* Your objective: Put this sentence from the Joseph Foveaux article into Spanish: "In September 1804, Foveaux left Norfolk Island for England to attend to his private affairs and seek relief for the asthma that affected him."

* Extract:
= Joseph Foveaux =

British Army officer and colonial administrator (1767–1828)

Joseph Foveaux (1767 – 20 March 1846) was a soldier and convict settlement administrator in colonial New South Wales, Australia. He was also a sheep grazier and breeder, being the largest landholder in New South Wales by 1800.

==Early life==
Foveaux was baptised on 6 April 1767 at Ampthill, Bedfordshire, England, the sixth child of Joseph Foveaux and his wife Elizabeth, née Wheeler. Family tradition maintains he was actually born almost a year earlier, on 10 April 1766.

Foveaux was an ensign in the 60th regiment and then joined the New South Wales Corps in June 1789 as lieutenant, became a captain in April 1791 and reached Sydney in 1792. There he was promoted to major in June 1796 and, as senior officer between August 1796 and November 1799, he controlled the Corps at a time when some of the senior officers were making fortunes from trading and extending their lands. By 1800 he had become the largest landholder and stock-owner in the colony.

==Norfolk Island==
In 1800, having begun to establish a reputation as an able and efficient administrator, Foveaux offered to go to Norfolk Island as Lieutenant-Governor. Finding the island run down, he built it up with particular attention to public works, for which he earned the praise of Governor Philip Gidley King. The Australian Dictionary of Biography notes, "more questionable, however, was the severity with which he crushed convict disturbances in 1801, and the dubious morality of allowing the sale of female convicts to settlers."

Robert Hughes writes of Foveaux's governership "Norfolk Island liberated him, enabling his sadism, which had been restrained by the more public sphere of the mainland, to overflow far from courts and judges, thinly disguised as 'necessary rigour'."

Joseph Holt, a general during the Irish Rebellion of 1798, was imprisoned at Norfolk Island from 1804 to 1805. Holt wrote about the overjoyed inhabitants of the island upon Foveaux's departure, and said, "If I could have bought or borrowed a pistol, the world, I think, would soon have been rid of this man-killer, Foveaux, and with as short a warning as he gave to the two men he hung without trial."

In September 1804, Foveaux left Norfolk Island for England to attend to his private affairs and seek relief for the asthma that affected him.

==Aftermath of the Rum Rebellion==
Having recovered, he returned to New South Wales on the Sinclair to serve as Lieutenant-Governor, but on arrival in July 1808, he found Governor William Bligh under arrest by officers of the New South Wales Corps in the event known as the Rum Rebellion. Foveaux assumed control, stating that he was not favouring either Bligh or the rebels. His control was characterised by a desire for cheap and efficient administration, improvement of public works, and encouragement of small-holders.

(Spatial annotation records)
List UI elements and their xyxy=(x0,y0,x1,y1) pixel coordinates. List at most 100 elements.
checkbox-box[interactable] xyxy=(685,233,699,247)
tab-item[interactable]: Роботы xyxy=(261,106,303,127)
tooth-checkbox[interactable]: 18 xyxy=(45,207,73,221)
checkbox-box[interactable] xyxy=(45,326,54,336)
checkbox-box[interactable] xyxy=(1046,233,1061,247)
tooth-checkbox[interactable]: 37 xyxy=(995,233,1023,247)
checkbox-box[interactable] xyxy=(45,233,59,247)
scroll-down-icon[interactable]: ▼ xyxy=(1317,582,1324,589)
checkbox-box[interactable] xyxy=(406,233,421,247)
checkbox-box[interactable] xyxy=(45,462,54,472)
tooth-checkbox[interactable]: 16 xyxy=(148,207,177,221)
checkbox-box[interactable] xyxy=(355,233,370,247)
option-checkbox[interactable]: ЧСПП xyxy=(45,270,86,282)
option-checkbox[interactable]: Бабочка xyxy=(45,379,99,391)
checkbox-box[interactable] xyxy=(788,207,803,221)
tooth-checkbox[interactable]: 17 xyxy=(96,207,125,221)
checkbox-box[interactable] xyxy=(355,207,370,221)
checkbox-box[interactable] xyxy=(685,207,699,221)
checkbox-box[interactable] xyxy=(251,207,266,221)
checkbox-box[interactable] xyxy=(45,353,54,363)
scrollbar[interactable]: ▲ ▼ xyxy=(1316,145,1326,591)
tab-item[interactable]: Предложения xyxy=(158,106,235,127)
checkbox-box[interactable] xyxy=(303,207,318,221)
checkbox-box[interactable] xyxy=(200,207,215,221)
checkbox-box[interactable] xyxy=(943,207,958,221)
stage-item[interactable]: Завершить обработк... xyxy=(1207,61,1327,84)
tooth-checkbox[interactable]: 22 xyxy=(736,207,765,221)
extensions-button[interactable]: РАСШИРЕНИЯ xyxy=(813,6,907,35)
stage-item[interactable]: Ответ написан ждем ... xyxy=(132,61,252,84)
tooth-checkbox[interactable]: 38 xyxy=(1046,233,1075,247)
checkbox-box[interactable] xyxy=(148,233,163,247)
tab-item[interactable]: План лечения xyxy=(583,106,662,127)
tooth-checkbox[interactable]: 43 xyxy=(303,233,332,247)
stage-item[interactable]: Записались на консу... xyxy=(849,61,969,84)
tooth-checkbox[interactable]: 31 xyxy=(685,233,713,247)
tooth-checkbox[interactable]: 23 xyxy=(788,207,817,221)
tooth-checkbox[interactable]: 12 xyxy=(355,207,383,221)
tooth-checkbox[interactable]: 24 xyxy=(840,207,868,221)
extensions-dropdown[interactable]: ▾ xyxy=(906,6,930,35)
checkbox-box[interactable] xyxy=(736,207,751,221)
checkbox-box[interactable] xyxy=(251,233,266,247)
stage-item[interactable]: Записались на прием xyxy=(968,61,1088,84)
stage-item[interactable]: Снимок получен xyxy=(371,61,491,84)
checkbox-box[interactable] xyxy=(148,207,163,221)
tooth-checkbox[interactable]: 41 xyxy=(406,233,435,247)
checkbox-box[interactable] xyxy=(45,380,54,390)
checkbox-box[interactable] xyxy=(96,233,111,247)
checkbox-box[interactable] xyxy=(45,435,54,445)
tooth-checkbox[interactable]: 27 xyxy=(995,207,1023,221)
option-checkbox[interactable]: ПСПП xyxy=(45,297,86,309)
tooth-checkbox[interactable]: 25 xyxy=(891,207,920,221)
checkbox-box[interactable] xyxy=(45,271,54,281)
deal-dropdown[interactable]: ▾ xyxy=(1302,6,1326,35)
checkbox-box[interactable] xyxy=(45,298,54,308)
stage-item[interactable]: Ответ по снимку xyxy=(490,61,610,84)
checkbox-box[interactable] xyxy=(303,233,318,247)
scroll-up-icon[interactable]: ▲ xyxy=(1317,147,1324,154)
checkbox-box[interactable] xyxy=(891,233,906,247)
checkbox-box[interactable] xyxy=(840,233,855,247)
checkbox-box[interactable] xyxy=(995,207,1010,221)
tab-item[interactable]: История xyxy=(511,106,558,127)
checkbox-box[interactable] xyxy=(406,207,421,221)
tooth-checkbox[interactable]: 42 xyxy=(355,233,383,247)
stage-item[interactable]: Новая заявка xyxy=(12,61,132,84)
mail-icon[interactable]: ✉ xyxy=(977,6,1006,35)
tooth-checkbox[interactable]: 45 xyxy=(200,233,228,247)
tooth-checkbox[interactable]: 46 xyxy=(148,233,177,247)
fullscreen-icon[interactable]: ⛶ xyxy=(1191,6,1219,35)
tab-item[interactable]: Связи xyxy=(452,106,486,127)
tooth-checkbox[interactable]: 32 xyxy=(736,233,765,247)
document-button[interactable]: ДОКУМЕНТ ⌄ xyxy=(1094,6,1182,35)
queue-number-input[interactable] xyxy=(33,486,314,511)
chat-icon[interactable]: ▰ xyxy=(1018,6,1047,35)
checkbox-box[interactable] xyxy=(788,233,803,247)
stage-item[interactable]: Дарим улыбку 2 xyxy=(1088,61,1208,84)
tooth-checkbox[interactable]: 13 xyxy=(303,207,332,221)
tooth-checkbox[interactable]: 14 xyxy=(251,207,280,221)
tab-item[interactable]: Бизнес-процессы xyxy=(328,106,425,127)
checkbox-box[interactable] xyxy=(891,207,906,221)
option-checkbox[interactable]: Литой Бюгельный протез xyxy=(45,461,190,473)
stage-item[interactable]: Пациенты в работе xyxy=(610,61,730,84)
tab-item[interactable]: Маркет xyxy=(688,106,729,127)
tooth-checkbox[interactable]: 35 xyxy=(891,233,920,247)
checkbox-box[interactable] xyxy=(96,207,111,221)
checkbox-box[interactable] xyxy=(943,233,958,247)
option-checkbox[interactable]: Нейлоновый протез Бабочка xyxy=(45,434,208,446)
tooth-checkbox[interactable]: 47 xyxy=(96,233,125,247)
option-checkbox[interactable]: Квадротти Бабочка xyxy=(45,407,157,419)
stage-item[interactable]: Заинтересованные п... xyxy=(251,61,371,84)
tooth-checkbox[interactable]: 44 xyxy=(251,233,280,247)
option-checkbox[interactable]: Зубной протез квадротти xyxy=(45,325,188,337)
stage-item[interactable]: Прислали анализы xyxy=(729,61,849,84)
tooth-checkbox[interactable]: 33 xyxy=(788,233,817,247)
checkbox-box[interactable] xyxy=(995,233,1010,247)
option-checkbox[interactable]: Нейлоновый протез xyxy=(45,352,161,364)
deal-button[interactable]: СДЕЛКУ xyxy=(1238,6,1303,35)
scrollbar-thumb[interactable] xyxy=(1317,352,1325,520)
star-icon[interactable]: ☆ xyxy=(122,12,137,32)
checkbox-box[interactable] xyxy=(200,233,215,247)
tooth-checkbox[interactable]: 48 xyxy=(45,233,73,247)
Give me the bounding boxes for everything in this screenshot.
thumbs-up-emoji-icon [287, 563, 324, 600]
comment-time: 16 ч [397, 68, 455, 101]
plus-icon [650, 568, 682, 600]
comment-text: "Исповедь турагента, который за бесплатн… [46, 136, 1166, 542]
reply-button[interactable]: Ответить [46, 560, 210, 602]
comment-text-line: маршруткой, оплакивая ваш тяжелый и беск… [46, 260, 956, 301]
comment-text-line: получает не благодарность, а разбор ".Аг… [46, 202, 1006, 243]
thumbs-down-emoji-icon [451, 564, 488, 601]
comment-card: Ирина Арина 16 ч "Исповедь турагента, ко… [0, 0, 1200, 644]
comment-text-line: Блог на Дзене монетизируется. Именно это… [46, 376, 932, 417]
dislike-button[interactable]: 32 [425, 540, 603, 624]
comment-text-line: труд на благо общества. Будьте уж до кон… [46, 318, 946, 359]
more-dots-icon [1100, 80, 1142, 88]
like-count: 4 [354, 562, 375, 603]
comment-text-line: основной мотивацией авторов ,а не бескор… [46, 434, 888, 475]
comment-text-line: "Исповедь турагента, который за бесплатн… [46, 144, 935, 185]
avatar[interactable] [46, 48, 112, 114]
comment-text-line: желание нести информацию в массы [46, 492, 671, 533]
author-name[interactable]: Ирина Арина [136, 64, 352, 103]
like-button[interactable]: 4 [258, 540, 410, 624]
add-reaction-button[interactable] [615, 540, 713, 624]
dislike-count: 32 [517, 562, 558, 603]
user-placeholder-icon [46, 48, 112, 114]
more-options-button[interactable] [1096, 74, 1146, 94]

* Correct response: En septiembre de 1804, Foveaux dejó la isla Norfolk rumbo a Inglaterra para ocuparse de sus asuntos privados y buscar alivio para el asma que lo aquejaba.